## BEGIN
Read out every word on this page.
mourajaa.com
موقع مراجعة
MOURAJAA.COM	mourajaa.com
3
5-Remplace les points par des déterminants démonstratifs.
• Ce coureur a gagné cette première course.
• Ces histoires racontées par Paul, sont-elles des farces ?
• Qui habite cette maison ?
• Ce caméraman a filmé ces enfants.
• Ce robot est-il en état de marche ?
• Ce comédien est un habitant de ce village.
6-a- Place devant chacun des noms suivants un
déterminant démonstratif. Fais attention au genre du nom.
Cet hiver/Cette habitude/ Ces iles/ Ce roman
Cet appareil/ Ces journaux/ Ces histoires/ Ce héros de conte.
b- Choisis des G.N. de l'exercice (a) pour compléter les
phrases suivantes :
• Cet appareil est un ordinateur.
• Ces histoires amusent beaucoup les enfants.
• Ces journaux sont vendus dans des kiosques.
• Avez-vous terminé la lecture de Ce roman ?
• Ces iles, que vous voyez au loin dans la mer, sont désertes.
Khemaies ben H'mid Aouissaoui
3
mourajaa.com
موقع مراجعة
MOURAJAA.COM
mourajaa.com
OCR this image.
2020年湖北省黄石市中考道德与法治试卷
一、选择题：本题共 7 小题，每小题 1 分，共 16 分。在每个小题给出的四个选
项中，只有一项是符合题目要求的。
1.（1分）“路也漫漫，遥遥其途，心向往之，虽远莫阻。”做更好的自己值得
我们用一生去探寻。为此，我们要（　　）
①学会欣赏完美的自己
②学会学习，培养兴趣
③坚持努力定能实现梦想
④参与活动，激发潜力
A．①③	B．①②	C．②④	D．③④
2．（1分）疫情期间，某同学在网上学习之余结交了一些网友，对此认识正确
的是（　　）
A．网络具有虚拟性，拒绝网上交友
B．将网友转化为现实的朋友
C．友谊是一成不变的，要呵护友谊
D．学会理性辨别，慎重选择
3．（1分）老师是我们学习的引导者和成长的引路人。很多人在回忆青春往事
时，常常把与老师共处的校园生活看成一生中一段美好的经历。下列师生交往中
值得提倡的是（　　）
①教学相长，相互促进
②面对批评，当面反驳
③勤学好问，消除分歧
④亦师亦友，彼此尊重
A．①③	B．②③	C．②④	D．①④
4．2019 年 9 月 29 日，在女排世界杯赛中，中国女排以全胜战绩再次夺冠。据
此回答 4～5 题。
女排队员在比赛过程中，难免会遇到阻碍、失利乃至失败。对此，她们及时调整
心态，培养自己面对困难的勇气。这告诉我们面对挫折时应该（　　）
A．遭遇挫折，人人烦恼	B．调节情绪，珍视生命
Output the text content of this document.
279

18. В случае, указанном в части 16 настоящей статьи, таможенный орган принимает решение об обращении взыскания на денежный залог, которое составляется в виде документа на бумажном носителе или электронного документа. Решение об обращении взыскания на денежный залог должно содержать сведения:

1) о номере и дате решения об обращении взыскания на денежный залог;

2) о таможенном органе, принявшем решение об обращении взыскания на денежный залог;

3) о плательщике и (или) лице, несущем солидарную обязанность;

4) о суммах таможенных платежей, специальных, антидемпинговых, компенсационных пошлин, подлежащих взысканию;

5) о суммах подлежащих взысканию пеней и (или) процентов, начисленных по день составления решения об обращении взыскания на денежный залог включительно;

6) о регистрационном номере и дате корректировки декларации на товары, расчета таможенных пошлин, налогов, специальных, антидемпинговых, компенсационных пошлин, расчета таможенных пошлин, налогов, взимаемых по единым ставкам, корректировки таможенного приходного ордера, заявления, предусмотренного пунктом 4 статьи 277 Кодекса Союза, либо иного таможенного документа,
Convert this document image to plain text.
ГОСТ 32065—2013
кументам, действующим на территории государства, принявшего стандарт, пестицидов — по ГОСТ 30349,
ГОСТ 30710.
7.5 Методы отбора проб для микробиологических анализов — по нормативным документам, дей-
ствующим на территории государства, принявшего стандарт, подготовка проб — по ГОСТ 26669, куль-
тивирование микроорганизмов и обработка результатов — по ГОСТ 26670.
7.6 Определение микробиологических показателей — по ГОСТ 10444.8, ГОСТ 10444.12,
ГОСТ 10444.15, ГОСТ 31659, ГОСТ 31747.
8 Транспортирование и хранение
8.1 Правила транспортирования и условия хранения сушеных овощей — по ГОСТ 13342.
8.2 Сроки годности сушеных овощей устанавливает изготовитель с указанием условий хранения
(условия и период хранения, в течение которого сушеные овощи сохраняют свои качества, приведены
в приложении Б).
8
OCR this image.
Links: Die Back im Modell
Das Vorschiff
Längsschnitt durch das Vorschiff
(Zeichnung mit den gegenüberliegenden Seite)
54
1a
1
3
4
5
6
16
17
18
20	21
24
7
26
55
## END
→ **Given exercise**
Return each entry from above without altering a single character.

→ **Correct output**
Read out every word on this page.
mourajaa.com
موقع مراجعة
MOURAJAA.COM	mourajaa.com
3
5-Remplace les points par des déterminants démonstratifs.
• Ce coureur a gagné cette première course.
• Ces histoires racontées par Paul, sont-elles des farces ?
• Qui habite cette maison ?
• Ce caméraman a filmé ces enfants.
• Ce robot est-il en état de marche ?
• Ce comédien est un habitant de ce village.
6-a- Place devant chacun des noms suivants un
déterminant démonstratif. Fais attention au genre du nom.
Cet hiver/Cette habitude/ Ces iles/ Ce roman
Cet appareil/ Ces journaux/ Ces histoires/ Ce héros de conte.
b- Choisis des G.N. de l'exercice (a) pour compléter les
phrases suivantes :
• Cet appareil est un ordinateur.
• Ces histoires amusent beaucoup les enfants.
• Ces journaux sont vendus dans des kiosques.
• Avez-vous terminé la lecture de Ce roman ?
• Ces iles, que vous voyez au loin dans la mer, sont désertes.
Khemaies ben H'mid Aouissaoui
3
mourajaa.com
موقع مراجعة
MOURAJAA.COM
mourajaa.com
OCR this image.
2020年湖北省黄石市中考道德与法治试卷
一、选择题：本题共 7 小题，每小题 1 分，共 16 分。在每个小题给出的四个选
项中，只有一项是符合题目要求的。
1.（1分）“路也漫漫，遥遥其途，心向往之，虽远莫阻。”做更好的自己值得
我们用一生去探寻。为此，我们要（　　）
①学会欣赏完美的自己
②学会学习，培养兴趣
③坚持努力定能实现梦想
④参与活动，激发潜力
A．①③	B．①②	C．②④	D．③④
2．（1分）疫情期间，某同学在网上学习之余结交了一些网友，对此认识正确
的是（　　）
A．网络具有虚拟性，拒绝网上交友
B．将网友转化为现实的朋友
C．友谊是一成不变的，要呵护友谊
D．学会理性辨别，慎重选择
3．（1分）老师是我们学习的引导者和成长的引路人。很多人在回忆青春往事
时，常常把与老师共处的校园生活看成一生中一段美好的经历。下列师生交往中
值得提倡的是（　　）
①教学相长，相互促进
②面对批评，当面反驳
③勤学好问，消除分歧
④亦师亦友，彼此尊重
A．①③	B．②③	C．②④	D．①④
4．2019 年 9 月 29 日，在女排世界杯赛中，中国女排以全胜战绩再次夺冠。据
此回答 4～5 题。
女排队员在比赛过程中，难免会遇到阻碍、失利乃至失败。对此，她们及时调整
心态，培养自己面对困难的勇气。这告诉我们面对挫折时应该（　　）
A．遭遇挫折，人人烦恼	B．调节情绪，珍视生命
Output the text content of this document.
279

18. В случае, указанном в части 16 настоящей статьи, таможенный орган принимает решение об обращении взыскания на денежный залог, которое составляется в виде документа на бумажном носителе или электронного документа. Решение об обращении взыскания на денежный залог должно содержать сведения:

1) о номере и дате решения об обращении взыскания на денежный залог;

2) о таможенном органе, принявшем решение об обращении взыскания на денежный залог;

3) о плательщике и (или) лице, несущем солидарную обязанность;

4) о суммах таможенных платежей, специальных, антидемпинговых, компенсационных пошлин, подлежащих взысканию;

5) о суммах подлежащих взысканию пеней и (или) процентов, начисленных по день составления решения об обращении взыскания на денежный залог включительно;

6) о регистрационном номере и дате корректировки декларации на товары, расчета таможенных пошлин, налогов, специальных, антидемпинговых, компенсационных пошлин, расчета таможенных пошлин, налогов, взимаемых по единым ставкам, корректировки таможенного приходного ордера, заявления, предусмотренного пунктом 4 статьи 277 Кодекса Союза, либо иного таможенного документа,
Convert this document image to plain text.
ГОСТ 32065—2013
кументам, действующим на территории государства, принявшего стандарт, пестицидов — по ГОСТ 30349,
ГОСТ 30710.
7.5 Методы отбора проб для микробиологических анализов — по нормативным документам, дей-
ствующим на территории государства, принявшего стандарт, подготовка проб — по ГОСТ 26669, куль-
тивирование микроорганизмов и обработка результатов — по ГОСТ 26670.
7.6 Определение микробиологических показателей — по ГОСТ 10444.8, ГОСТ 10444.12,
ГОСТ 10444.15, ГОСТ 31659, ГОСТ 31747.
8 Транспортирование и хранение
8.1 Правила транспортирования и условия хранения сушеных овощей — по ГОСТ 13342.
8.2 Сроки годности сушеных овощей устанавливает изготовитель с указанием условий хранения
(условия и период хранения, в течение которого сушеные овощи сохраняют свои качества, приведены
в приложении Б).
8
OCR this image.
Links: Die Back im Modell
Das Vorschiff
Längsschnitt durch das Vorschiff
(Zeichnung mit den gegenüberliegenden Seite)
54
1a
1
3
4
5
6
16
17
18
20	21
24
7
26
55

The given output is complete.